■ **What the task asks**
Lines that include the word "data" are the ones to copy.

⁂

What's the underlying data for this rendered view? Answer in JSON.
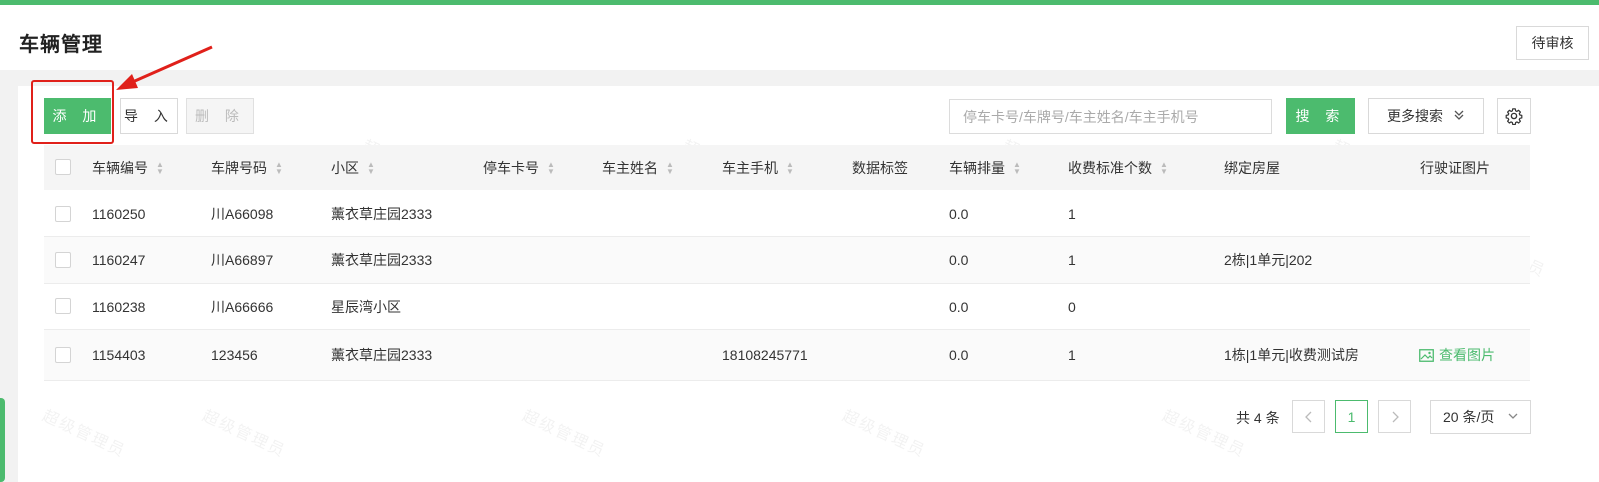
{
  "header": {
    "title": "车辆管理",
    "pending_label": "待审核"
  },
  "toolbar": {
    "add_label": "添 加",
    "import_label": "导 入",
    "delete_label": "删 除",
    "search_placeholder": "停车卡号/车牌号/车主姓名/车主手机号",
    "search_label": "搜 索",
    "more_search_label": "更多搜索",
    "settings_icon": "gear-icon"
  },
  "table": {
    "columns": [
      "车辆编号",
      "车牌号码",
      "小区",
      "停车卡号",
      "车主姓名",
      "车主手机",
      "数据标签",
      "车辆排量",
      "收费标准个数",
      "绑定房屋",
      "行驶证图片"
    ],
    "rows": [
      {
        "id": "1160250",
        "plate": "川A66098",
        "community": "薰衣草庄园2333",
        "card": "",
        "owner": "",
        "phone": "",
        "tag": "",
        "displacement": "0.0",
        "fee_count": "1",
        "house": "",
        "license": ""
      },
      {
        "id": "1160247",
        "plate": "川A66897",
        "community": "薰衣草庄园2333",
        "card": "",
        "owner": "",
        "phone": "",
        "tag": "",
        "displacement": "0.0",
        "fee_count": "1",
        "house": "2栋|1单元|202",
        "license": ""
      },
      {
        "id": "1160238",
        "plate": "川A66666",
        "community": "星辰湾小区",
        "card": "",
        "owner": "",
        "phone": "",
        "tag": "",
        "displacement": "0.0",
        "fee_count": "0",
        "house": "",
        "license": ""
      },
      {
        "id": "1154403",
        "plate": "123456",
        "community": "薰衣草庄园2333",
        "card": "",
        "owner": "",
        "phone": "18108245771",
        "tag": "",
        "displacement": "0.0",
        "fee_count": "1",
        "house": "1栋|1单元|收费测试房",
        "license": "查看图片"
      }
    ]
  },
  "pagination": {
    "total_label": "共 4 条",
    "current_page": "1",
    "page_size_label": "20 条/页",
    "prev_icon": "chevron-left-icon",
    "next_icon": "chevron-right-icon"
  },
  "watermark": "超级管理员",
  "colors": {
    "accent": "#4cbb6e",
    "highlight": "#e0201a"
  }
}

⁂

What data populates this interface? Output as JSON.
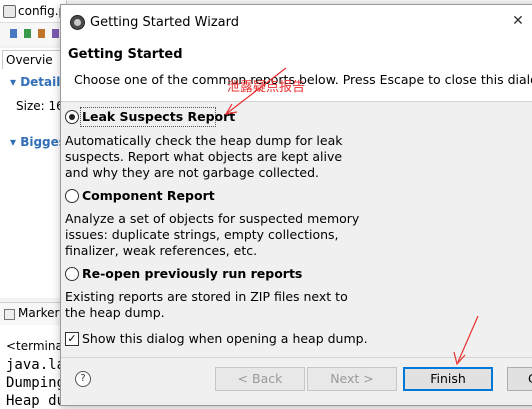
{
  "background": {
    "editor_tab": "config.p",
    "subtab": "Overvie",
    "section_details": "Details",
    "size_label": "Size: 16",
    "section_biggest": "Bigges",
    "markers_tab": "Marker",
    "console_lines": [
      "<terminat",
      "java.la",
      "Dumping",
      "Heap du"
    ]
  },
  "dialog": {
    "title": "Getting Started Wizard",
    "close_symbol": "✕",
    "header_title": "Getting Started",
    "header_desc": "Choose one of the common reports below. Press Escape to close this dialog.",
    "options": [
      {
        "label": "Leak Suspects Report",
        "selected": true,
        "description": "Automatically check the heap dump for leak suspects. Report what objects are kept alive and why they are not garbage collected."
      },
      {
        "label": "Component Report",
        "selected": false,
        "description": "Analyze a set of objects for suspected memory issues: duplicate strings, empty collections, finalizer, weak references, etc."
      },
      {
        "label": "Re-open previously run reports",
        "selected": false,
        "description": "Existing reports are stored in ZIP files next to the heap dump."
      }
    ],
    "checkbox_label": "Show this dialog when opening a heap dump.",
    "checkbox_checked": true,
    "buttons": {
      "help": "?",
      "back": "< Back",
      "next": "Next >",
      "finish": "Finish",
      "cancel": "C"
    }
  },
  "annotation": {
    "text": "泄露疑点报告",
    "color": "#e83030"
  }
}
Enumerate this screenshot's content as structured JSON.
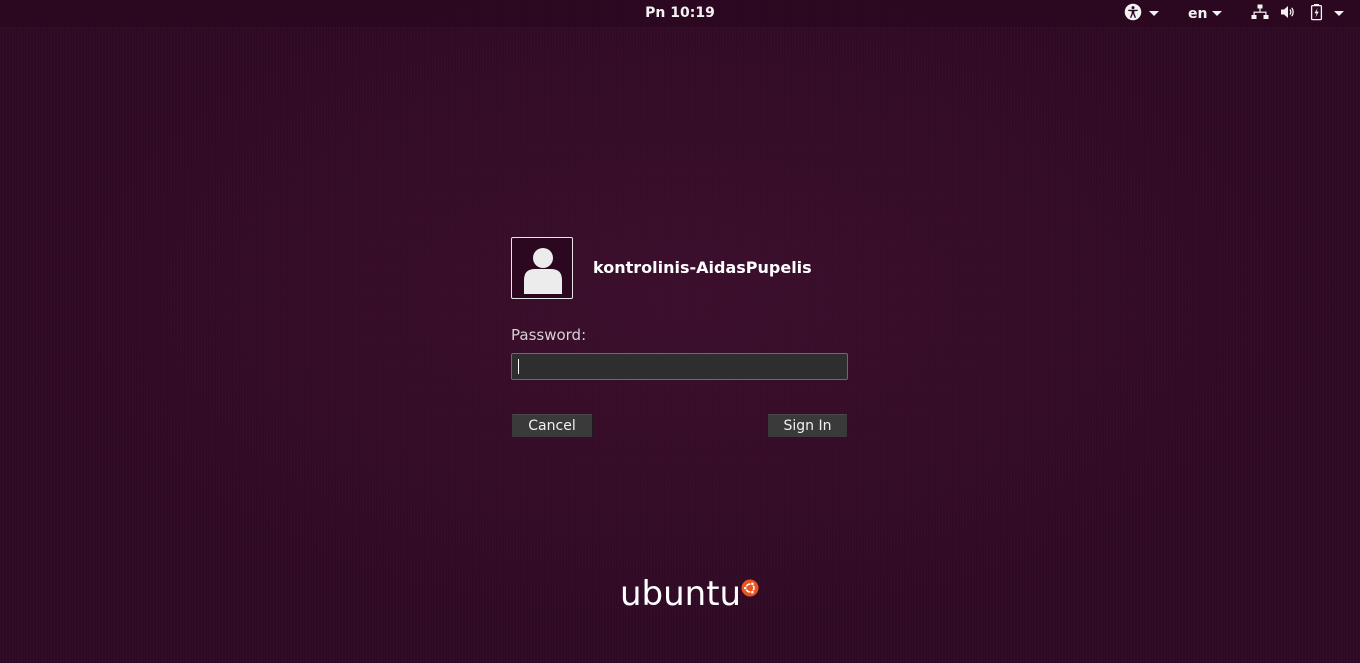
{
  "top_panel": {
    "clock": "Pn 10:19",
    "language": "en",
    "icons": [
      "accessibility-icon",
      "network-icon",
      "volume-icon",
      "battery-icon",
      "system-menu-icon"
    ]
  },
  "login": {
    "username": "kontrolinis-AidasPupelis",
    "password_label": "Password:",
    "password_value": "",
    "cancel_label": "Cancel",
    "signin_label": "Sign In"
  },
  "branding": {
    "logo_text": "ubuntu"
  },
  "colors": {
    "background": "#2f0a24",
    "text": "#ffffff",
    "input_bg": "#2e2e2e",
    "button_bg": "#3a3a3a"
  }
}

⁂

■ **Task output**
What's the underlying data for this rendered view? Answer in JSON.
What data populates this interface? Output as JSON.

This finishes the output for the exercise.